**ACCIÓN REQUERIDA**
Indique, por favor, con qué aceite debe curar la Iglesia a las parejas heridas, según el texto sobre la misión de la Iglesia.

::: TEXTO DEL DOCUMENTO :::

Vivir su misión en la caridad que no señala con el dedo para juzgar a los demás, sino que -fiel a su naturaleza como madre – se siente en el deber de buscar y curar a las parejas heridas con el aceite de la acogida y de la misericordia; de ser «hospital de campo», con las puertas abiertas para acoger a quien llama pidiendo ayuda y apoyo; de salir del propio recinto hacia los demás con amor verdadero, para caminar con la humanidad herida, para incluirla y conducirla a la fuente de la salvación.
Una Iglesia que enseña y defiende los valores fundamentales, sin olvidar que «el sábado se hizo para el hombre y no el hombre para el sábado» (Mc 2,27); y que Jesús también dijo: «No necesitan médico los sanos, sino los enfermos. No he venido a llamar justos, sino pecadores» (Mc 2,17). Una Iglesia que educa al amor autentico, capaz de alejar de la soledad, sin olvidar su misión de buen samaritano de la humanidad herida.

::: INFORMACIÓN REGISTRADA :::

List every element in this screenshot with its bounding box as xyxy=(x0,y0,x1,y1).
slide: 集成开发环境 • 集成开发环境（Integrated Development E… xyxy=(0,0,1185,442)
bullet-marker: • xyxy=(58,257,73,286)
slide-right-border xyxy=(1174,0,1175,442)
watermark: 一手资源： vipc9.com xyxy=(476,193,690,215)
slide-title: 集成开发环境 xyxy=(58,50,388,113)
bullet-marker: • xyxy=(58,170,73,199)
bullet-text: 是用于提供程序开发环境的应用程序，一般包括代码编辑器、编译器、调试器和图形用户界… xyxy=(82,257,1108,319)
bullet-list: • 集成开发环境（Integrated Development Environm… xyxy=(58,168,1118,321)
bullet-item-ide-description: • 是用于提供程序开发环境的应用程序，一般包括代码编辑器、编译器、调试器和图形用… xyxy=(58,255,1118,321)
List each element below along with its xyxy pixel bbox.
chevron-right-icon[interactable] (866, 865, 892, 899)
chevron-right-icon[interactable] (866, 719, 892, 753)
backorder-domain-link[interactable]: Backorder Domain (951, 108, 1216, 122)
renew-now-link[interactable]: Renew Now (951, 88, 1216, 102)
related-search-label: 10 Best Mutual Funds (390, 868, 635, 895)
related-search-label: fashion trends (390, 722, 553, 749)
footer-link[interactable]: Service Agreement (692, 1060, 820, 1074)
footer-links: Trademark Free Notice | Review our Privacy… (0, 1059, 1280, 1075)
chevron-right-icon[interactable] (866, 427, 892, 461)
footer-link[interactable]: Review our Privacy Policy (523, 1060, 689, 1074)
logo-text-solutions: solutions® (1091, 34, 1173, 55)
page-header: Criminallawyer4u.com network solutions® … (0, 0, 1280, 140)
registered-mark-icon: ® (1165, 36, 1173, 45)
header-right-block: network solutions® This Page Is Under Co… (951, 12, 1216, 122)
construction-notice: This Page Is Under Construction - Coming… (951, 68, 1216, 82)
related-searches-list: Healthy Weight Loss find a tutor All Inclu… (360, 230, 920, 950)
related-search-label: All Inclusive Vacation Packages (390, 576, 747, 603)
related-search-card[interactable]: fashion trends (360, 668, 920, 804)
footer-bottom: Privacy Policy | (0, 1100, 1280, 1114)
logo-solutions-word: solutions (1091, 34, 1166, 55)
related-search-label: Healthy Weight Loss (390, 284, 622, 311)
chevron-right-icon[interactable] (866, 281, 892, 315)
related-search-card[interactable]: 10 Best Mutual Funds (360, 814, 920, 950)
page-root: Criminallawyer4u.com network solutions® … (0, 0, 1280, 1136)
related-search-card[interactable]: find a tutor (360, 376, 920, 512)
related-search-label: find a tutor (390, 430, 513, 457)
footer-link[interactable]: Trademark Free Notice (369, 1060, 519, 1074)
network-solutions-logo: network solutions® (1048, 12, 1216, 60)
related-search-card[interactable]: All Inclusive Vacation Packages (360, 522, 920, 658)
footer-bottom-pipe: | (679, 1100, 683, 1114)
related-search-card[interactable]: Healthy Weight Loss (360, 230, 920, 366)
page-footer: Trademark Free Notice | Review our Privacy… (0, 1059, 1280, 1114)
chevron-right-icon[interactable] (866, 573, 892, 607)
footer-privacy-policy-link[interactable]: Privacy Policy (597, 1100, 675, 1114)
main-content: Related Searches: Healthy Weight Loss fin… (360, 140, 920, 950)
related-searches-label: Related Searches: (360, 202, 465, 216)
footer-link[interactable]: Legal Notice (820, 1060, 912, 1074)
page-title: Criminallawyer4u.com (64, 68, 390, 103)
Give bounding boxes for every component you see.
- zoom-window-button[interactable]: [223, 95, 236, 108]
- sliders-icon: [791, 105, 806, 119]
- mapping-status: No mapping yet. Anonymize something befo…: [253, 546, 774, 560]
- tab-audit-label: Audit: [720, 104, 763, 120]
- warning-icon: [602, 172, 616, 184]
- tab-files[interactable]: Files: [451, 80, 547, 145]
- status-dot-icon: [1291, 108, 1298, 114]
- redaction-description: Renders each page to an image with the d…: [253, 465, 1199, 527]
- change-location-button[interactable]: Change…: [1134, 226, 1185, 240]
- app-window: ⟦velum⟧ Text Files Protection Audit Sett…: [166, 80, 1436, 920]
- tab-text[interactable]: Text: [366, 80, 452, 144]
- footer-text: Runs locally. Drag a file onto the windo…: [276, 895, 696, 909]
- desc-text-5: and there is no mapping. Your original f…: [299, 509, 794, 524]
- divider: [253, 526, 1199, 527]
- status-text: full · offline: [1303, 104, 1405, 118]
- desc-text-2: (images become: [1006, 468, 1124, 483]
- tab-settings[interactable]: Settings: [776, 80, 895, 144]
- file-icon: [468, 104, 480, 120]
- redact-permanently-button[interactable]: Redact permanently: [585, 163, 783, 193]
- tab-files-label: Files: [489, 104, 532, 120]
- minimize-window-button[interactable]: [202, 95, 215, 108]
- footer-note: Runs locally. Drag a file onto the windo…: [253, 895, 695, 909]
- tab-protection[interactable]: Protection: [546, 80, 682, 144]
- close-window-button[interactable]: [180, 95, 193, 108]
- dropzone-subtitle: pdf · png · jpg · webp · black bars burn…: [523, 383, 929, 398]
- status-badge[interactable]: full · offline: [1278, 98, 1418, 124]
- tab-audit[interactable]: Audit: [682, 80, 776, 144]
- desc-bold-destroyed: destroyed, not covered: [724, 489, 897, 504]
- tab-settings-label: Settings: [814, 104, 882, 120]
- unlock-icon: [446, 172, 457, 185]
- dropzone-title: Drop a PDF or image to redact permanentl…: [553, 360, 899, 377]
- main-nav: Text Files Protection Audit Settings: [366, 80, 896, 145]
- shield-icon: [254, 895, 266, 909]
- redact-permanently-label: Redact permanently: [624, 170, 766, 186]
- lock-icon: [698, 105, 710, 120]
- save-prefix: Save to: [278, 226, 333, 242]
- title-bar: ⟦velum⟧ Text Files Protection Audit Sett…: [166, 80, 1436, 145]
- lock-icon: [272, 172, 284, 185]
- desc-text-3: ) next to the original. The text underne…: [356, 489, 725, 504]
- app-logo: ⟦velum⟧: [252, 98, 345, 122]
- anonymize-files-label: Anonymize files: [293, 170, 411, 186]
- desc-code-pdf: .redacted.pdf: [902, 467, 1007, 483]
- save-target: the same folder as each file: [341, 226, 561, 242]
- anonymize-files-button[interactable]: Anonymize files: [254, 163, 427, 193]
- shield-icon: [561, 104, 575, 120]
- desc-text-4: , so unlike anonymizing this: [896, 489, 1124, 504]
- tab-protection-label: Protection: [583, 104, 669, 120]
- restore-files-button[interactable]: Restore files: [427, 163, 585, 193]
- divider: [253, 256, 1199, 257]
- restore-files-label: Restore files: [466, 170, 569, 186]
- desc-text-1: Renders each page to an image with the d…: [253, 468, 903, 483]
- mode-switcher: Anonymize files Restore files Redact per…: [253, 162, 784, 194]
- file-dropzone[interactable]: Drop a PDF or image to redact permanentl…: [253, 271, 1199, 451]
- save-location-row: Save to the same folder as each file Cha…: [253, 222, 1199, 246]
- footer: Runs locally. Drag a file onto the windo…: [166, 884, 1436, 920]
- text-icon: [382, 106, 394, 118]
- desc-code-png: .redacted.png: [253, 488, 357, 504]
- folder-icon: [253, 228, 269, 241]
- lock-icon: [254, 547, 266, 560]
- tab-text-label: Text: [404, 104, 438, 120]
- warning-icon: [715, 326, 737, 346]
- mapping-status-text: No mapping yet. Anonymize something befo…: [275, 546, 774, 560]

:::

**RESPUESTA**
Con el aceite de la acogida y de la misericordia.